(Data):
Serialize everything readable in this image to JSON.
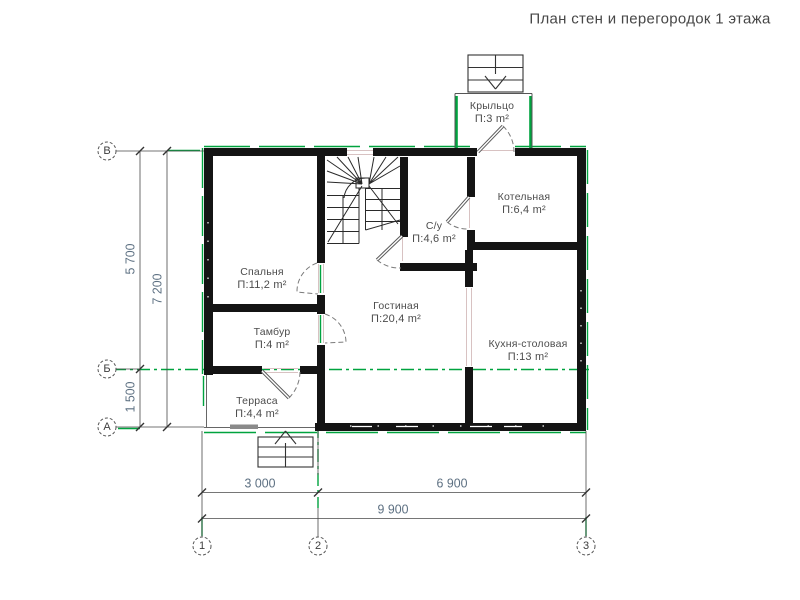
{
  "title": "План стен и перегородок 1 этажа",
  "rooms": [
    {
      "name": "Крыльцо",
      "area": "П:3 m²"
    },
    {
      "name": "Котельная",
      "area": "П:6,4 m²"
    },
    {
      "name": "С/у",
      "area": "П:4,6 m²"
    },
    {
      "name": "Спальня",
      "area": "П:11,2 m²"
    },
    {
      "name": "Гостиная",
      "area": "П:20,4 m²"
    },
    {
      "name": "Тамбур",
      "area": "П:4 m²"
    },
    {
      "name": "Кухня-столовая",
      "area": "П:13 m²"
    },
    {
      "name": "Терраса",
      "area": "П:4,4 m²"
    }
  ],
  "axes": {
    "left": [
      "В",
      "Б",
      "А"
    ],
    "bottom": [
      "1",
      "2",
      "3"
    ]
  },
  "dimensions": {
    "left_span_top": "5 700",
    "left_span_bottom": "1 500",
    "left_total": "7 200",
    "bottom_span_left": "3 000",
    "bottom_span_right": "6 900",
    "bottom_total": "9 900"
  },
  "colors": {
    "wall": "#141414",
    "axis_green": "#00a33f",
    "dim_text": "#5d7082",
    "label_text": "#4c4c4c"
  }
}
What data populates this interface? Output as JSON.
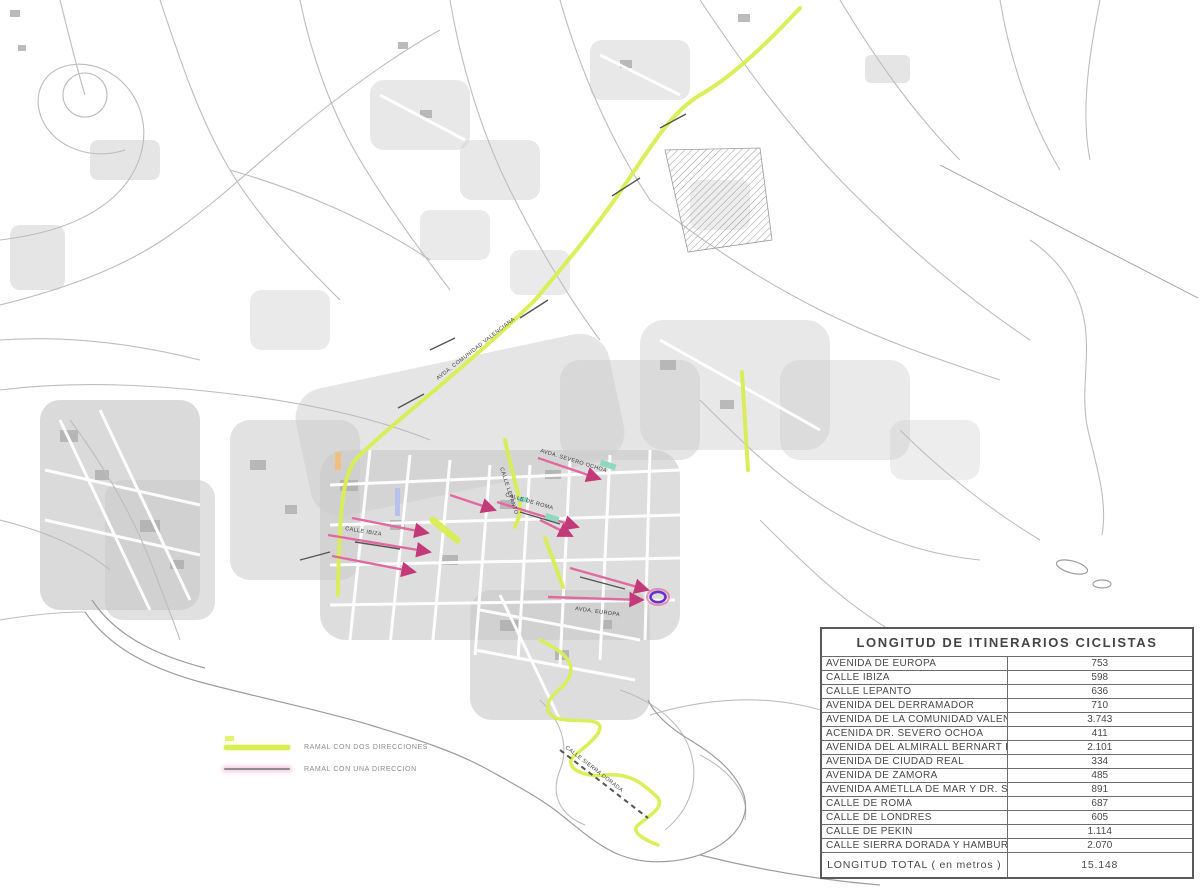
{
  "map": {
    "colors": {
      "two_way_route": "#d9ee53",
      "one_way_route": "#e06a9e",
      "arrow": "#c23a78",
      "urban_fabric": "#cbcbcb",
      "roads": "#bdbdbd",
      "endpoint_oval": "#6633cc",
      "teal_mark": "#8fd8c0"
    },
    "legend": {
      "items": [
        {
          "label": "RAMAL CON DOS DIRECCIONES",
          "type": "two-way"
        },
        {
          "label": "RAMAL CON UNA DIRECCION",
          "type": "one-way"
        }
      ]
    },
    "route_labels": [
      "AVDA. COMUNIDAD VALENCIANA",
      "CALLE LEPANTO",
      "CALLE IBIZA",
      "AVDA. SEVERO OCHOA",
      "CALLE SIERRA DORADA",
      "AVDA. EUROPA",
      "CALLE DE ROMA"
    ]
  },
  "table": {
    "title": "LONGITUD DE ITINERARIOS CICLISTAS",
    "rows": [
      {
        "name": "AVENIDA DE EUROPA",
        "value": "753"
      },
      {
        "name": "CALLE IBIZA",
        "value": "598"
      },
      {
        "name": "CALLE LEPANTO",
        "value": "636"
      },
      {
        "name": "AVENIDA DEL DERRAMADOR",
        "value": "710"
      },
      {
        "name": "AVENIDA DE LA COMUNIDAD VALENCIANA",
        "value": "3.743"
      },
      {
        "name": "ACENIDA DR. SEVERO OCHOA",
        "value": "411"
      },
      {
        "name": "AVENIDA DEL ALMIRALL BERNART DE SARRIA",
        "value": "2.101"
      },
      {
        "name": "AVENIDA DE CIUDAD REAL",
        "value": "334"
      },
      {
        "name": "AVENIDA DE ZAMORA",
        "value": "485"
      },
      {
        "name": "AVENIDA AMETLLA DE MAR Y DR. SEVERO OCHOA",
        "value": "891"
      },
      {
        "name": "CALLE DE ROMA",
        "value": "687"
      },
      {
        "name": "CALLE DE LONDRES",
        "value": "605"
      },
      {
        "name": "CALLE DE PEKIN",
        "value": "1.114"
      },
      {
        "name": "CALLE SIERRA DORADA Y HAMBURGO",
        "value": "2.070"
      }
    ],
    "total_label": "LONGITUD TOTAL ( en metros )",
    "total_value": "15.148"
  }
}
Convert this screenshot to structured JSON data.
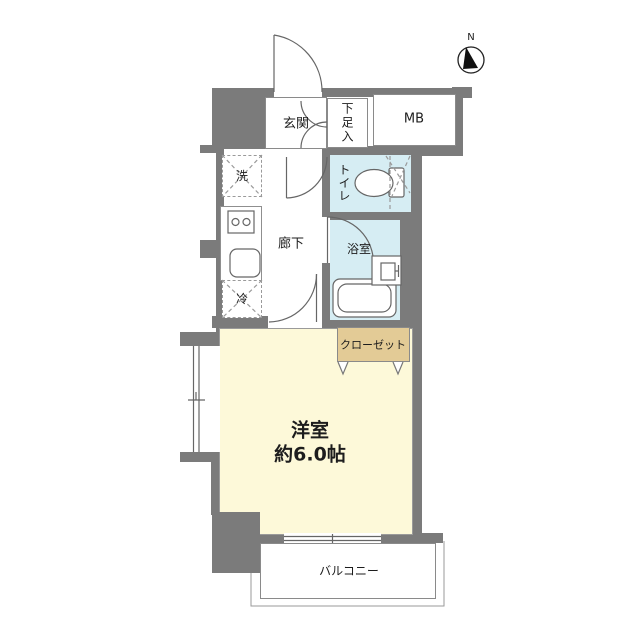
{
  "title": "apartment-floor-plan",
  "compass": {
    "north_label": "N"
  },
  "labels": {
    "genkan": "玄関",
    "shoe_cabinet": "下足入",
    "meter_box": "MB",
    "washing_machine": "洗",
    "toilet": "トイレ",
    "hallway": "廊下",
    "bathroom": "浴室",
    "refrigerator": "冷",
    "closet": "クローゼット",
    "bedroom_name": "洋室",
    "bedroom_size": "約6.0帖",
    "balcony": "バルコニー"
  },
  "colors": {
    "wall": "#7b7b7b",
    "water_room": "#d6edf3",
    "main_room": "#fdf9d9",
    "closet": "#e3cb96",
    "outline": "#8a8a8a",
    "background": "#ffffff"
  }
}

(Exercise): Reproduce all of the data exactly; the pictures do not belong in the copy.

(The response):
Serialize everything readable in this image to JSON.
{
  "title": "План стен и перегородок 1 этажа",
  "rooms": [
    {
      "name": "Крыльцо",
      "area": "П:3 m²"
    },
    {
      "name": "Котельная",
      "area": "П:6,4 m²"
    },
    {
      "name": "С/у",
      "area": "П:4,6 m²"
    },
    {
      "name": "Спальня",
      "area": "П:11,2 m²"
    },
    {
      "name": "Гостиная",
      "area": "П:20,4 m²"
    },
    {
      "name": "Тамбур",
      "area": "П:4 m²"
    },
    {
      "name": "Кухня-столовая",
      "area": "П:13 m²"
    },
    {
      "name": "Терраса",
      "area": "П:4,4 m²"
    }
  ],
  "axes": {
    "left": [
      "В",
      "Б",
      "А"
    ],
    "bottom": [
      "1",
      "2",
      "3"
    ]
  },
  "dimensions": {
    "left_span_top": "5 700",
    "left_span_bottom": "1 500",
    "left_total": "7 200",
    "bottom_span_left": "3 000",
    "bottom_span_right": "6 900",
    "bottom_total": "9 900"
  },
  "colors": {
    "wall": "#141414",
    "axis_green": "#00a33f",
    "dim_text": "#5d7082",
    "label_text": "#4c4c4c"
  }
}
What data populates this interface? Output as JSON.
{
  "map": {
    "colors": {
      "two_way_route": "#d9ee53",
      "one_way_route": "#e06a9e",
      "arrow": "#c23a78",
      "urban_fabric": "#cbcbcb",
      "roads": "#bdbdbd",
      "endpoint_oval": "#6633cc",
      "teal_mark": "#8fd8c0"
    },
    "legend": {
      "items": [
        {
          "label": "RAMAL CON DOS DIRECCIONES",
          "type": "two-way"
        },
        {
          "label": "RAMAL CON UNA DIRECCION",
          "type": "one-way"
        }
      ]
    },
    "route_labels": [
      "AVDA. COMUNIDAD VALENCIANA",
      "CALLE LEPANTO",
      "CALLE IBIZA",
      "AVDA. SEVERO OCHOA",
      "CALLE SIERRA DORADA",
      "AVDA. EUROPA",
      "CALLE DE ROMA"
    ]
  },
  "table": {
    "title": "LONGITUD DE ITINERARIOS CICLISTAS",
    "rows": [
      {
        "name": "AVENIDA DE EUROPA",
        "value": "753"
      },
      {
        "name": "CALLE IBIZA",
        "value": "598"
      },
      {
        "name": "CALLE LEPANTO",
        "value": "636"
      },
      {
        "name": "AVENIDA DEL DERRAMADOR",
        "value": "710"
      },
      {
        "name": "AVENIDA DE LA COMUNIDAD VALENCIANA",
        "value": "3.743"
      },
      {
        "name": "ACENIDA DR. SEVERO OCHOA",
        "value": "411"
      },
      {
        "name": "AVENIDA DEL ALMIRALL BERNART DE SARRIA",
        "value": "2.101"
      },
      {
        "name": "AVENIDA DE CIUDAD REAL",
        "value": "334"
      },
      {
        "name": "AVENIDA DE ZAMORA",
        "value": "485"
      },
      {
        "name": "AVENIDA AMETLLA DE MAR Y DR. SEVERO OCHOA",
        "value": "891"
      },
      {
        "name": "CALLE DE ROMA",
        "value": "687"
      },
      {
        "name": "CALLE DE LONDRES",
        "value": "605"
      },
      {
        "name": "CALLE DE PEKIN",
        "value": "1.114"
      },
      {
        "name": "CALLE SIERRA DORADA Y HAMBURGO",
        "value": "2.070"
      }
    ],
    "total_label": "LONGITUD TOTAL ( en metros )",
    "total_value": "15.148"
  }
}
Convert this screenshot to structured JSON data.
{
  "title": "apartment-floor-plan",
  "compass": {
    "north_label": "N"
  },
  "labels": {
    "genkan": "玄関",
    "shoe_cabinet": "下足入",
    "meter_box": "MB",
    "washing_machine": "洗",
    "toilet": "トイレ",
    "hallway": "廊下",
    "bathroom": "浴室",
    "refrigerator": "冷",
    "closet": "クローゼット",
    "bedroom_name": "洋室",
    "bedroom_size": "約6.0帖",
    "balcony": "バルコニー"
  },
  "colors": {
    "wall": "#7b7b7b",
    "water_room": "#d6edf3",
    "main_room": "#fdf9d9",
    "closet": "#e3cb96",
    "outline": "#8a8a8a",
    "background": "#ffffff"
  }
}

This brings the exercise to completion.